[Exercise task]
Pull out each line of the records holding the string "内部电路异常".

* Begin Records for processing *

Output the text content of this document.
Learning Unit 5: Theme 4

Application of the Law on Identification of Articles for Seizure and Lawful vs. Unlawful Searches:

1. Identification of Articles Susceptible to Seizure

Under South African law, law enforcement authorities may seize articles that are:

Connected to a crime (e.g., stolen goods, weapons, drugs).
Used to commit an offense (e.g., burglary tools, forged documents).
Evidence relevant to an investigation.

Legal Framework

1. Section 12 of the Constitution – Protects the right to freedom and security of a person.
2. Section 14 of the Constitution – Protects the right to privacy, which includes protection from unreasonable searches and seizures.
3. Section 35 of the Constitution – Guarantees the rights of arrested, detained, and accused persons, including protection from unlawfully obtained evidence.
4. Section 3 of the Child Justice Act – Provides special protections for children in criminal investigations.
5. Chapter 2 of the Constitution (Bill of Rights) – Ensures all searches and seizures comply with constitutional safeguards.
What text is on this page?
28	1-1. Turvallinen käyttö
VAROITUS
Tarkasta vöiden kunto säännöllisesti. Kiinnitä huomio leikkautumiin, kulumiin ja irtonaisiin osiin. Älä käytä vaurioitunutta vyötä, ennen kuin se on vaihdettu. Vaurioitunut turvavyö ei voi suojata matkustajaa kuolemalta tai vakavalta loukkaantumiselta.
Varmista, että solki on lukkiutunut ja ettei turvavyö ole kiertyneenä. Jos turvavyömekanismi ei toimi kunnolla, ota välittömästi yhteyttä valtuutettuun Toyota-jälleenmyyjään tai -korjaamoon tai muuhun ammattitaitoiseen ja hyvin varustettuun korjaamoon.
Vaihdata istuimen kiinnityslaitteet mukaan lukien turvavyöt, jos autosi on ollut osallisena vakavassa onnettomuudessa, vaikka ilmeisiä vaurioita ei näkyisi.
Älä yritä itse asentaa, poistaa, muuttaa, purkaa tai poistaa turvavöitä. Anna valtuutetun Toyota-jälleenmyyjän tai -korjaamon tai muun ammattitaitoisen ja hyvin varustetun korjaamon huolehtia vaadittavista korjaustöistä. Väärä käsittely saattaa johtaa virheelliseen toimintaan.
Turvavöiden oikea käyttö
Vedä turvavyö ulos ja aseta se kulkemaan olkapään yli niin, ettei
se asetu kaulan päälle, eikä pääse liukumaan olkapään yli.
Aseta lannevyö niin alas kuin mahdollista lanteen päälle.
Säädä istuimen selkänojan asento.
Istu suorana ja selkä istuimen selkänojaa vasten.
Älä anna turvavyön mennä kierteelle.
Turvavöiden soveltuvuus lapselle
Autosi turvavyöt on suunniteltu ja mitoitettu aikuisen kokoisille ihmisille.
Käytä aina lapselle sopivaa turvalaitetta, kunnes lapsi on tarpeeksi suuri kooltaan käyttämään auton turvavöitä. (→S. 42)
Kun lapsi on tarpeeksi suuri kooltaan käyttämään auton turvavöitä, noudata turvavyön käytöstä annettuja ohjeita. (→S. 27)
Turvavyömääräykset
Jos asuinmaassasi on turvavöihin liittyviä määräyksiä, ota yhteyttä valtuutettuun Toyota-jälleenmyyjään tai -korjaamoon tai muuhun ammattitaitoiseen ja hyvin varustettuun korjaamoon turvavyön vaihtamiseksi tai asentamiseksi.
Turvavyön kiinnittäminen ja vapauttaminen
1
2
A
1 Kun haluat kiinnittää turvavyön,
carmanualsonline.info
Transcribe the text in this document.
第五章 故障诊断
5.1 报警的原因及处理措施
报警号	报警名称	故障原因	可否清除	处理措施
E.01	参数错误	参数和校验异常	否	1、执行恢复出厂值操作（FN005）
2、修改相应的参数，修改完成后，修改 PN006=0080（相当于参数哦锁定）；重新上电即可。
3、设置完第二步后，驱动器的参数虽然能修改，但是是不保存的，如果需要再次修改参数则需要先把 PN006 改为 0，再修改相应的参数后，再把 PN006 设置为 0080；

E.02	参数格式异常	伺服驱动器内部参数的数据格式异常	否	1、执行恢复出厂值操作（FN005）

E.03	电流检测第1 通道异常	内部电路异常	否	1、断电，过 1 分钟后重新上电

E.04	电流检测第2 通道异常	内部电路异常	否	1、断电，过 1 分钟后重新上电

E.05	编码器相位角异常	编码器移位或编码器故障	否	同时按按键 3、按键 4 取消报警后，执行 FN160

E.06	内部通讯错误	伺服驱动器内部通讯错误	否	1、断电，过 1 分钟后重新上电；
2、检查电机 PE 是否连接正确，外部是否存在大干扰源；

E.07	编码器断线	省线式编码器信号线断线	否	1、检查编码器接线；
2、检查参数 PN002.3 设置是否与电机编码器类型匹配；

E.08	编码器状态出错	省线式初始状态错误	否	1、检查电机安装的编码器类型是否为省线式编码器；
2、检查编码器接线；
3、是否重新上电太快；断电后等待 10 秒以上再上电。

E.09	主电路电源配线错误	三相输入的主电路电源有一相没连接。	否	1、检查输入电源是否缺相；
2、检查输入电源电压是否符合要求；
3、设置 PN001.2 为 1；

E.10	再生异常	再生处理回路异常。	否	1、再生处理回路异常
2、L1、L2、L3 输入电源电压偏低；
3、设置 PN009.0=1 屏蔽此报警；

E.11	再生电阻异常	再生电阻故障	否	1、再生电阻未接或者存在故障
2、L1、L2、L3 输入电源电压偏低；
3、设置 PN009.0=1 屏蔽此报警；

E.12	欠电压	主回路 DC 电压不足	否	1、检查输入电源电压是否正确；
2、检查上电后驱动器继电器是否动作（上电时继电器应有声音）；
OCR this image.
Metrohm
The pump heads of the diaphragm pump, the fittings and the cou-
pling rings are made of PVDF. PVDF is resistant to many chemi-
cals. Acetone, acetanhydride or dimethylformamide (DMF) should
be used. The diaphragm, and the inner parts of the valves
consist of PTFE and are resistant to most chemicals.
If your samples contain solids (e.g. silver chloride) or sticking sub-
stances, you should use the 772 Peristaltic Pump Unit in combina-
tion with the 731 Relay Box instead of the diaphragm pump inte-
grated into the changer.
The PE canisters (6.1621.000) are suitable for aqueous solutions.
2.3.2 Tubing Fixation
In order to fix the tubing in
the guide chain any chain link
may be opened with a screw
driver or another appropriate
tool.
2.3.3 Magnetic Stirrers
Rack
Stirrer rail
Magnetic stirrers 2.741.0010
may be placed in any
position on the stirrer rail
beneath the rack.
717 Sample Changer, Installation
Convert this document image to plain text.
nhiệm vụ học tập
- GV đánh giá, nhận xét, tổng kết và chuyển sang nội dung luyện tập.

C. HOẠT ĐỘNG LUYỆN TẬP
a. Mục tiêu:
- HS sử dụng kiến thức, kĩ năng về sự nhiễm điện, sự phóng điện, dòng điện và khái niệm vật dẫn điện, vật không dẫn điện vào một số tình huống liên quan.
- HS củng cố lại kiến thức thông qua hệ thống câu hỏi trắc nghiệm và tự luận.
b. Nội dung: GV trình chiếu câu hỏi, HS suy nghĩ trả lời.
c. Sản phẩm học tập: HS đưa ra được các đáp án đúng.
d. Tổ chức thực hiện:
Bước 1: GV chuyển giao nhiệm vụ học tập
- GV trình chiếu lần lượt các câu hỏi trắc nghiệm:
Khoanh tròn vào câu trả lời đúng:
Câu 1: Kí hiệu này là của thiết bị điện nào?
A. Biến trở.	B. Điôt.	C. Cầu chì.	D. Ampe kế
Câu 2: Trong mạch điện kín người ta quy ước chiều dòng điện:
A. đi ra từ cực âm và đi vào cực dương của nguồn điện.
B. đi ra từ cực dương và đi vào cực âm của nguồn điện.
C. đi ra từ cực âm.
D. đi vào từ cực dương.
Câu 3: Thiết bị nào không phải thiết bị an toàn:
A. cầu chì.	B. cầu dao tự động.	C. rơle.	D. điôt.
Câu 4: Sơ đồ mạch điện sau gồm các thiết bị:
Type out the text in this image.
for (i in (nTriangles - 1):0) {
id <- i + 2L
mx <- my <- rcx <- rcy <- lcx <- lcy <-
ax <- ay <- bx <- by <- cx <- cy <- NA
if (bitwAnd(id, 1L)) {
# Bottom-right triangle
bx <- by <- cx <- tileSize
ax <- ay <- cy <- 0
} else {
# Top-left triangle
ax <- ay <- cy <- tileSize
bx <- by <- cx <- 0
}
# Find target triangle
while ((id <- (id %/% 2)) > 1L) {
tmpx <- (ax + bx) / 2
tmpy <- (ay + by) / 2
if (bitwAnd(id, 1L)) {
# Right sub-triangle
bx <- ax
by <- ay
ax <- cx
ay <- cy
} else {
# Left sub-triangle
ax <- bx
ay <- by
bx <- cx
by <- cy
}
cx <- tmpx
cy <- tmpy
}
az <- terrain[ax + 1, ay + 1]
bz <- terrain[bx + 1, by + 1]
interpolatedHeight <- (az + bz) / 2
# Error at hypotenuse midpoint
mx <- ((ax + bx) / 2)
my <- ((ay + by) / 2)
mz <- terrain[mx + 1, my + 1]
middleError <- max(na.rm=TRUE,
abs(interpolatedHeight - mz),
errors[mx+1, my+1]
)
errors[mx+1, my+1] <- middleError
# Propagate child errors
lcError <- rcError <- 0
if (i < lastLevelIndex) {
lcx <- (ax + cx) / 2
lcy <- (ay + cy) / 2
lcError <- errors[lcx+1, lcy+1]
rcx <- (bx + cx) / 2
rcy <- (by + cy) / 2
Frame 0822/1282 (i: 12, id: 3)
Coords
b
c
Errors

* End Records for processing *

[Output for this task]
E.03	电流检测第1 通道异常	内部电路异常	否	1、断电，过 1 分钟后重新上电
E.04	电流检测第2 通道异常	内部电路异常	否	1、断电，过 1 分钟后重新上电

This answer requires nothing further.